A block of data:
■ ■ ■ ■ ■ ■ ■
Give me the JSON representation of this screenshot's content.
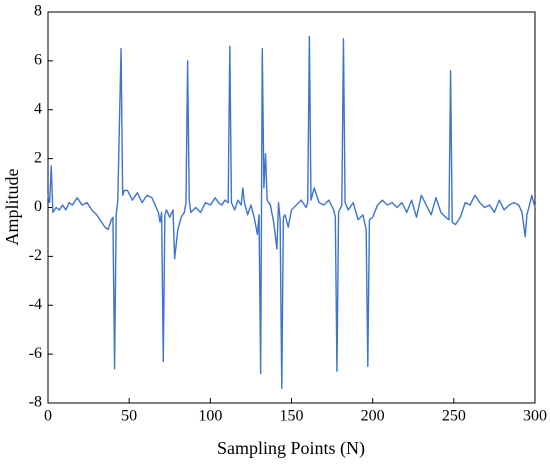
{
  "chart_data": {
    "type": "line",
    "xlabel": "Sampling Points (N)",
    "ylabel": "Amplitude",
    "xlim": [
      0,
      300
    ],
    "ylim": [
      -8,
      8
    ],
    "xticks": [
      0,
      50,
      100,
      150,
      200,
      250,
      300
    ],
    "yticks": [
      -8,
      -6,
      -4,
      -2,
      0,
      2,
      4,
      6,
      8
    ],
    "x": [
      0,
      1,
      2,
      3,
      5,
      7,
      9,
      11,
      13,
      15,
      18,
      21,
      24,
      27,
      30,
      33,
      35,
      37,
      39,
      40,
      41,
      42,
      43,
      45,
      46,
      47,
      49,
      52,
      55,
      58,
      61,
      64,
      66,
      68,
      69,
      70,
      71,
      72,
      73,
      75,
      77,
      78,
      80,
      82,
      84,
      85,
      86,
      87,
      88,
      91,
      94,
      97,
      100,
      103,
      105,
      107,
      109,
      111,
      112,
      113,
      115,
      117,
      119,
      120,
      121,
      123,
      125,
      127,
      129,
      130,
      131,
      132,
      133,
      134,
      135,
      137,
      139,
      141,
      142,
      143,
      144,
      145,
      146,
      148,
      150,
      153,
      156,
      159,
      160,
      161,
      162,
      164,
      167,
      170,
      173,
      176,
      177,
      178,
      179,
      181,
      182,
      183,
      185,
      188,
      191,
      194,
      196,
      197,
      198,
      200,
      203,
      206,
      209,
      212,
      215,
      218,
      221,
      224,
      227,
      230,
      233,
      236,
      239,
      242,
      245,
      247,
      248,
      249,
      251,
      254,
      257,
      260,
      263,
      266,
      269,
      272,
      275,
      278,
      281,
      284,
      287,
      290,
      292,
      294,
      295,
      297,
      298,
      300
    ],
    "series": [
      {
        "color": "#3d74cc",
        "values": [
          0.5,
          0.2,
          1.7,
          -0.2,
          0,
          -0.1,
          0.1,
          -0.1,
          0.2,
          0.1,
          0.4,
          0.1,
          0.2,
          -0.1,
          -0.3,
          -0.6,
          -0.8,
          -0.9,
          -0.5,
          -0.4,
          -6.6,
          -0.3,
          0.3,
          6.5,
          0.5,
          0.7,
          0.7,
          0.3,
          0.6,
          0.2,
          0.5,
          0.4,
          0.1,
          -0.2,
          -0.6,
          -0.2,
          -6.3,
          -0.3,
          -0.1,
          -0.4,
          -0.1,
          -2.1,
          -0.9,
          -0.4,
          -0.2,
          0.2,
          6.0,
          0.3,
          -0.2,
          0.0,
          -0.2,
          0.2,
          0.1,
          0.4,
          0.2,
          0.1,
          0.3,
          0.2,
          6.6,
          0.2,
          -0.1,
          0.3,
          0.1,
          0.8,
          0.2,
          -0.3,
          0.1,
          -0.4,
          -1.1,
          -0.3,
          -6.8,
          6.5,
          0.8,
          2.2,
          0.3,
          0.1,
          -0.6,
          -1.7,
          0.2,
          -0.5,
          -7.4,
          -0.4,
          -0.3,
          -0.8,
          -0.1,
          0.1,
          0.3,
          0.0,
          0.2,
          7.0,
          0.3,
          0.8,
          0.2,
          0.1,
          0.3,
          -0.1,
          -0.4,
          -6.7,
          -0.2,
          0.1,
          6.9,
          0.2,
          -0.1,
          0.2,
          -0.5,
          -0.3,
          -0.9,
          -6.5,
          -0.5,
          -0.4,
          0.1,
          0.3,
          0.1,
          0.2,
          0.0,
          0.2,
          -0.2,
          0.3,
          -0.4,
          0.5,
          0.1,
          -0.3,
          0.4,
          -0.2,
          -0.4,
          -0.5,
          5.6,
          -0.6,
          -0.7,
          -0.4,
          0.2,
          0.1,
          0.5,
          0.2,
          0.0,
          0.1,
          -0.2,
          0.3,
          -0.1,
          0.1,
          0.2,
          0.1,
          -0.2,
          -1.2,
          -0.3,
          0.2,
          0.5,
          0.0
        ]
      }
    ]
  }
}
■ ■ ■ ■ ■ ■ ■
All of the material above is to be copied exactly, except for its images.

* _Worked answer_:
Give me the JSON representation of this screenshot's content.
{
  "chart_data": {
    "type": "line",
    "xlabel": "Sampling Points (N)",
    "ylabel": "Amplitude",
    "xlim": [
      0,
      300
    ],
    "ylim": [
      -8,
      8
    ],
    "xticks": [
      0,
      50,
      100,
      150,
      200,
      250,
      300
    ],
    "yticks": [
      -8,
      -6,
      -4,
      -2,
      0,
      2,
      4,
      6,
      8
    ],
    "x": [
      0,
      1,
      2,
      3,
      5,
      7,
      9,
      11,
      13,
      15,
      18,
      21,
      24,
      27,
      30,
      33,
      35,
      37,
      39,
      40,
      41,
      42,
      43,
      45,
      46,
      47,
      49,
      52,
      55,
      58,
      61,
      64,
      66,
      68,
      69,
      70,
      71,
      72,
      73,
      75,
      77,
      78,
      80,
      82,
      84,
      85,
      86,
      87,
      88,
      91,
      94,
      97,
      100,
      103,
      105,
      107,
      109,
      111,
      112,
      113,
      115,
      117,
      119,
      120,
      121,
      123,
      125,
      127,
      129,
      130,
      131,
      132,
      133,
      134,
      135,
      137,
      139,
      141,
      142,
      143,
      144,
      145,
      146,
      148,
      150,
      153,
      156,
      159,
      160,
      161,
      162,
      164,
      167,
      170,
      173,
      176,
      177,
      178,
      179,
      181,
      182,
      183,
      185,
      188,
      191,
      194,
      196,
      197,
      198,
      200,
      203,
      206,
      209,
      212,
      215,
      218,
      221,
      224,
      227,
      230,
      233,
      236,
      239,
      242,
      245,
      247,
      248,
      249,
      251,
      254,
      257,
      260,
      263,
      266,
      269,
      272,
      275,
      278,
      281,
      284,
      287,
      290,
      292,
      294,
      295,
      297,
      298,
      300
    ],
    "series": [
      {
        "color": "#3d74cc",
        "values": [
          0.5,
          0.2,
          1.7,
          -0.2,
          0,
          -0.1,
          0.1,
          -0.1,
          0.2,
          0.1,
          0.4,
          0.1,
          0.2,
          -0.1,
          -0.3,
          -0.6,
          -0.8,
          -0.9,
          -0.5,
          -0.4,
          -6.6,
          -0.3,
          0.3,
          6.5,
          0.5,
          0.7,
          0.7,
          0.3,
          0.6,
          0.2,
          0.5,
          0.4,
          0.1,
          -0.2,
          -0.6,
          -0.2,
          -6.3,
          -0.3,
          -0.1,
          -0.4,
          -0.1,
          -2.1,
          -0.9,
          -0.4,
          -0.2,
          0.2,
          6.0,
          0.3,
          -0.2,
          0.0,
          -0.2,
          0.2,
          0.1,
          0.4,
          0.2,
          0.1,
          0.3,
          0.2,
          6.6,
          0.2,
          -0.1,
          0.3,
          0.1,
          0.8,
          0.2,
          -0.3,
          0.1,
          -0.4,
          -1.1,
          -0.3,
          -6.8,
          6.5,
          0.8,
          2.2,
          0.3,
          0.1,
          -0.6,
          -1.7,
          0.2,
          -0.5,
          -7.4,
          -0.4,
          -0.3,
          -0.8,
          -0.1,
          0.1,
          0.3,
          0.0,
          0.2,
          7.0,
          0.3,
          0.8,
          0.2,
          0.1,
          0.3,
          -0.1,
          -0.4,
          -6.7,
          -0.2,
          0.1,
          6.9,
          0.2,
          -0.1,
          0.2,
          -0.5,
          -0.3,
          -0.9,
          -6.5,
          -0.5,
          -0.4,
          0.1,
          0.3,
          0.1,
          0.2,
          0.0,
          0.2,
          -0.2,
          0.3,
          -0.4,
          0.5,
          0.1,
          -0.3,
          0.4,
          -0.2,
          -0.4,
          -0.5,
          5.6,
          -0.6,
          -0.7,
          -0.4,
          0.2,
          0.1,
          0.5,
          0.2,
          0.0,
          0.1,
          -0.2,
          0.3,
          -0.1,
          0.1,
          0.2,
          0.1,
          -0.2,
          -1.2,
          -0.3,
          0.2,
          0.5,
          0.0
        ]
      }
    ]
  }
}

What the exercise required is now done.